▼
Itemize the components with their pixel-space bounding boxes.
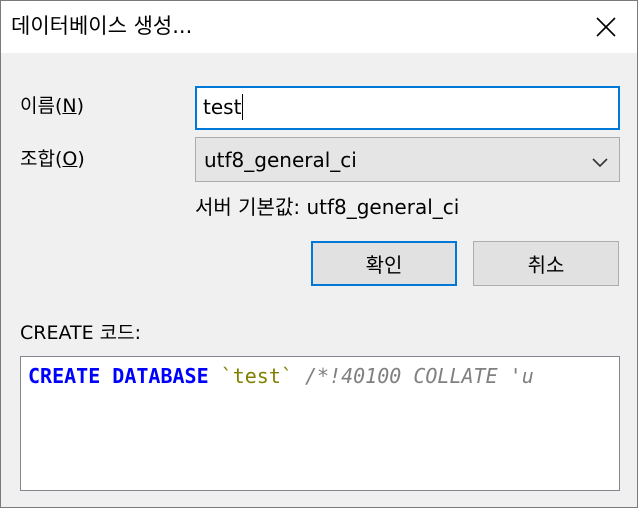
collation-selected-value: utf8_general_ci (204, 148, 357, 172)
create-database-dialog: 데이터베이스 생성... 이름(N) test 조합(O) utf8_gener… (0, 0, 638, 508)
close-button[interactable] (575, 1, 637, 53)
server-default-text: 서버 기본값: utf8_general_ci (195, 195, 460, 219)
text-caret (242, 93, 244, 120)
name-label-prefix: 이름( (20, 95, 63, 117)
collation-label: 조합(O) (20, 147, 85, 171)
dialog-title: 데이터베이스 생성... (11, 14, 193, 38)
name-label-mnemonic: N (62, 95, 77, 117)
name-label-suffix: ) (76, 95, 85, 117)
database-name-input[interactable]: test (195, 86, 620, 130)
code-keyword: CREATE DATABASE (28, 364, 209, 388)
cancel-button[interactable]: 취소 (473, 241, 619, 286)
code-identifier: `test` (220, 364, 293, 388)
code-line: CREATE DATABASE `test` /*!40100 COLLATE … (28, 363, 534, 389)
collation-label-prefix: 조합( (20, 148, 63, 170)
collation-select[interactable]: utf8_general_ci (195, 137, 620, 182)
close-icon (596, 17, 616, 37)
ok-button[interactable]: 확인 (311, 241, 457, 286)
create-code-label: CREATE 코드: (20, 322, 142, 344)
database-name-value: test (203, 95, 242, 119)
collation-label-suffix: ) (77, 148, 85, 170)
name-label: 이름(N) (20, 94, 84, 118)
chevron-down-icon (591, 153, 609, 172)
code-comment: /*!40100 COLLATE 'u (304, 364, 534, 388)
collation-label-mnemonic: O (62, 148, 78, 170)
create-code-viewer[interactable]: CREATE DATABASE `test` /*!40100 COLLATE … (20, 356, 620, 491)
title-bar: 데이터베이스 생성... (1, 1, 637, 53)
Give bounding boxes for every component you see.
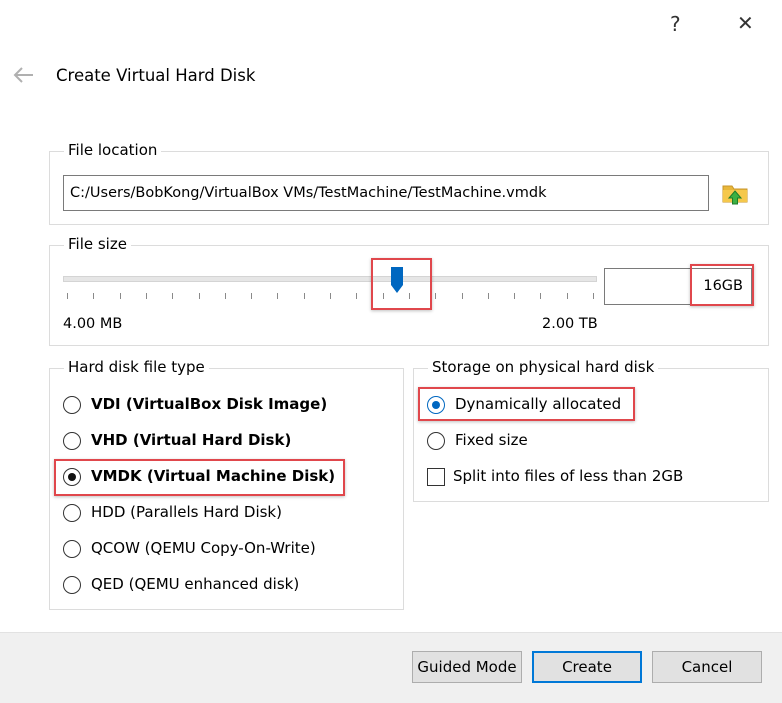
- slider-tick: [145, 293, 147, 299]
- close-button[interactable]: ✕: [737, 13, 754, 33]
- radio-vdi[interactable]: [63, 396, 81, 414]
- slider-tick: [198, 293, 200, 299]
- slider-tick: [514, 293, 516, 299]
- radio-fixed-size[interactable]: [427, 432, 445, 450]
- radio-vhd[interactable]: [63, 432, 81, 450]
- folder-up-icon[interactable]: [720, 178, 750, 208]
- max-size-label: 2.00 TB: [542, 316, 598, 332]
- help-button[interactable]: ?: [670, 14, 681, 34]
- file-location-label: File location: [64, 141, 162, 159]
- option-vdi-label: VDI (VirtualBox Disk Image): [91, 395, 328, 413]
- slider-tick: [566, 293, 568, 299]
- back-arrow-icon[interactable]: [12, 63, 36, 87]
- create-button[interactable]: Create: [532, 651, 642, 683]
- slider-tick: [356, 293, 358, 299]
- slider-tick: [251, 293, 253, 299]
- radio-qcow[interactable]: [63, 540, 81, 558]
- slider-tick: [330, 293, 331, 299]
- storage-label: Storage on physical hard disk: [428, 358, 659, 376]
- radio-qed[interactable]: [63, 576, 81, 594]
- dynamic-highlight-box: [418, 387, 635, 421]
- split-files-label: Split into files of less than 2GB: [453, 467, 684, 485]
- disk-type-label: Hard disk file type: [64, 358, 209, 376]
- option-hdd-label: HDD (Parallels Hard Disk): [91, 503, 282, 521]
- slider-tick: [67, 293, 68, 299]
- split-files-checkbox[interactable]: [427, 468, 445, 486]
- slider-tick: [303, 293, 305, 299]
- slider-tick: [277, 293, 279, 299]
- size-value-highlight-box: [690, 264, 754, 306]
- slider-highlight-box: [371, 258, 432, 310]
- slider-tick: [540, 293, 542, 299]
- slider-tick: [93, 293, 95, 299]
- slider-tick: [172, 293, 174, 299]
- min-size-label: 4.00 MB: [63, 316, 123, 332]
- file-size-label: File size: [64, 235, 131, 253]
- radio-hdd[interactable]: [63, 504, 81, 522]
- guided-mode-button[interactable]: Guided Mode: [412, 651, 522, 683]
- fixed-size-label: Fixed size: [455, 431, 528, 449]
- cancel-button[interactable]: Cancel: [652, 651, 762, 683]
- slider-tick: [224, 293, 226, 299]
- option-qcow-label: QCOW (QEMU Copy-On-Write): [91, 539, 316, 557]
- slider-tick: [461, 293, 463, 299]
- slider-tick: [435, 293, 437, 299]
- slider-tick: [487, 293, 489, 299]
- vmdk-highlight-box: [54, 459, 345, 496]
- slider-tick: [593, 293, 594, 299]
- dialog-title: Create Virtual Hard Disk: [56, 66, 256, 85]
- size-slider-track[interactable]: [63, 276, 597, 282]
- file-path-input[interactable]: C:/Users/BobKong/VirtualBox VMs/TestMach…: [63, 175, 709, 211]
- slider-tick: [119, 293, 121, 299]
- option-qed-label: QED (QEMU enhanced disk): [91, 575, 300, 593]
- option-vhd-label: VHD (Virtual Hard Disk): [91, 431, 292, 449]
▲
▼
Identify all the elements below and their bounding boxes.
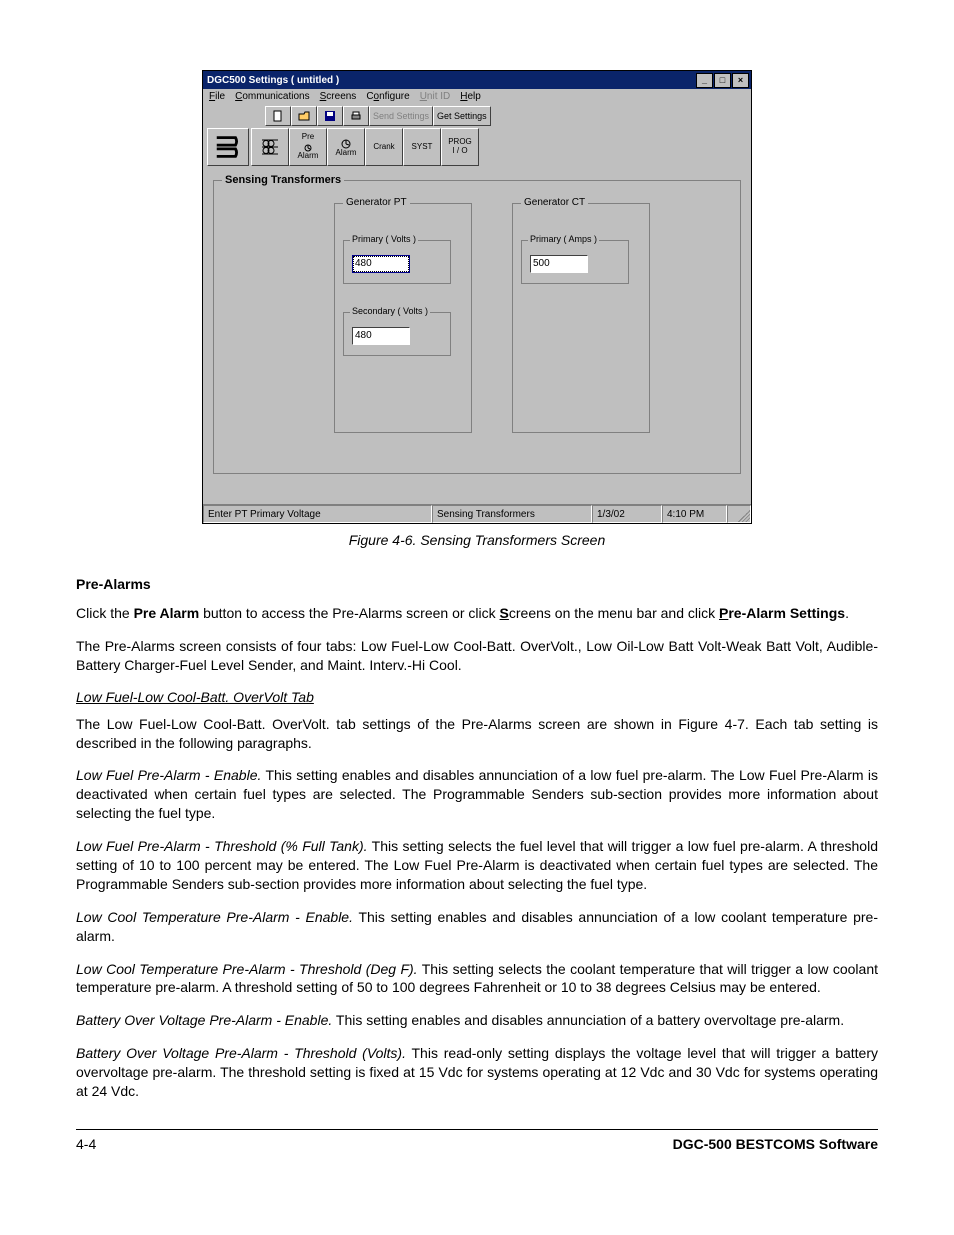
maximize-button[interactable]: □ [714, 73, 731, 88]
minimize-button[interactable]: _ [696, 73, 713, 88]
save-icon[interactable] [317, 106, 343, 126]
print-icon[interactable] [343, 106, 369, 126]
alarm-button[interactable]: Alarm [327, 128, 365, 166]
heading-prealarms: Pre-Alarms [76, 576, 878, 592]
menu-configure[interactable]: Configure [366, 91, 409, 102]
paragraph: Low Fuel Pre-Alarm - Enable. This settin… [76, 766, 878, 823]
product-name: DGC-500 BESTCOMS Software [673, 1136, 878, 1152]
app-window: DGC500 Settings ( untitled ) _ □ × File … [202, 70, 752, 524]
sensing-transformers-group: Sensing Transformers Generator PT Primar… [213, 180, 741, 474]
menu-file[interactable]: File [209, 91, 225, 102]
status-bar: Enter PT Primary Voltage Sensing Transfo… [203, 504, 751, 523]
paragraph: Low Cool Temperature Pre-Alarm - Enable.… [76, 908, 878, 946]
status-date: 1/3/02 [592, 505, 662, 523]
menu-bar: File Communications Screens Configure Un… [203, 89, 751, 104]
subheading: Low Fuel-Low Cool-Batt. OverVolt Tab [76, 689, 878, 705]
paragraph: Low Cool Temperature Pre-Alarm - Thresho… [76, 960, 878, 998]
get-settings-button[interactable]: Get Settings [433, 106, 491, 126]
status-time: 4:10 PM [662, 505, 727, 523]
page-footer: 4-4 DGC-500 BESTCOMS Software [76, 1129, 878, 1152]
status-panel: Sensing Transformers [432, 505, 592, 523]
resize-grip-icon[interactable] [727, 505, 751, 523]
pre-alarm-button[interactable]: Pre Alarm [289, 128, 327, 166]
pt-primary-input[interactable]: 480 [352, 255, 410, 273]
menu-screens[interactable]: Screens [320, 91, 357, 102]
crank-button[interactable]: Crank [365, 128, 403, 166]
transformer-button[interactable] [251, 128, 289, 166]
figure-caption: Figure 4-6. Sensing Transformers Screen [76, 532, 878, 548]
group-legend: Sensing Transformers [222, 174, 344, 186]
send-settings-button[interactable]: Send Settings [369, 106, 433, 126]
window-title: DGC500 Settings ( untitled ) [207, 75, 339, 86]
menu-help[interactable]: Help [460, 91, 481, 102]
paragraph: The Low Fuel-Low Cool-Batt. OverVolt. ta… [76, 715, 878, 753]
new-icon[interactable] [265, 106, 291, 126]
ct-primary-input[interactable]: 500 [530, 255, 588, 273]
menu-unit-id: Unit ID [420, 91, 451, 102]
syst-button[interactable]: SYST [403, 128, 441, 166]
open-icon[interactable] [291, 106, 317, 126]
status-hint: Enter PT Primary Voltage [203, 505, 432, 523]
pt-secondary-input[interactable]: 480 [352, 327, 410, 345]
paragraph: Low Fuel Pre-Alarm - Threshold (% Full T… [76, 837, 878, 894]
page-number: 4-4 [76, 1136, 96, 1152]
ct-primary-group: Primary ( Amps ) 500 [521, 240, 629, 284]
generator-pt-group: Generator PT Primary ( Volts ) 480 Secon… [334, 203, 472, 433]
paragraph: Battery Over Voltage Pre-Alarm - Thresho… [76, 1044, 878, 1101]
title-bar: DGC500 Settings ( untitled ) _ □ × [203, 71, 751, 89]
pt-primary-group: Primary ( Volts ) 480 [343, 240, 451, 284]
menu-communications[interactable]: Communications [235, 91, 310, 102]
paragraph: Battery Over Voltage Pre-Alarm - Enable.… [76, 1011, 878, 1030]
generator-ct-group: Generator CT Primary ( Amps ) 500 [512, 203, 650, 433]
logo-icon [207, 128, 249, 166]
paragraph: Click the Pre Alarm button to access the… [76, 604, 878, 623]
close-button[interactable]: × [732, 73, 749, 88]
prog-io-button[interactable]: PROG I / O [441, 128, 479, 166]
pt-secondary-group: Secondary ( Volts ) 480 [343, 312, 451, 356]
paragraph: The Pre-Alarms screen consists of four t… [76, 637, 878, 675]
▲
## Exercise
Can you write out the items from the line containing "collation-selected-value: utf8_general_ci (204, 148, 357, 172)" up to and including the line containing "create-code-label: CREATE 코드: (20, 322, 142, 344)", copying each line as it appears?

## The completed task
collation-selected-value: utf8_general_ci (204, 148, 357, 172)
create-database-dialog: 데이터베이스 생성... 이름(N) test 조합(O) utf8_gener… (0, 0, 638, 508)
close-button[interactable] (575, 1, 637, 53)
server-default-text: 서버 기본값: utf8_general_ci (195, 195, 460, 219)
text-caret (242, 93, 244, 120)
name-label-prefix: 이름( (20, 95, 63, 117)
collation-label: 조합(O) (20, 147, 85, 171)
dialog-title: 데이터베이스 생성... (11, 14, 193, 38)
name-label-mnemonic: N (62, 95, 77, 117)
name-label-suffix: ) (76, 95, 85, 117)
database-name-input[interactable]: test (195, 86, 620, 130)
code-keyword: CREATE DATABASE (28, 364, 209, 388)
cancel-button[interactable]: 취소 (473, 241, 619, 286)
code-identifier: `test` (220, 364, 293, 388)
code-line: CREATE DATABASE `test` /*!40100 COLLATE … (28, 363, 534, 389)
collation-label-prefix: 조합( (20, 148, 63, 170)
collation-select[interactable]: utf8_general_ci (195, 137, 620, 182)
close-icon (596, 17, 616, 37)
ok-button[interactable]: 확인 (311, 241, 457, 286)
create-code-label: CREATE 코드: (20, 322, 142, 344)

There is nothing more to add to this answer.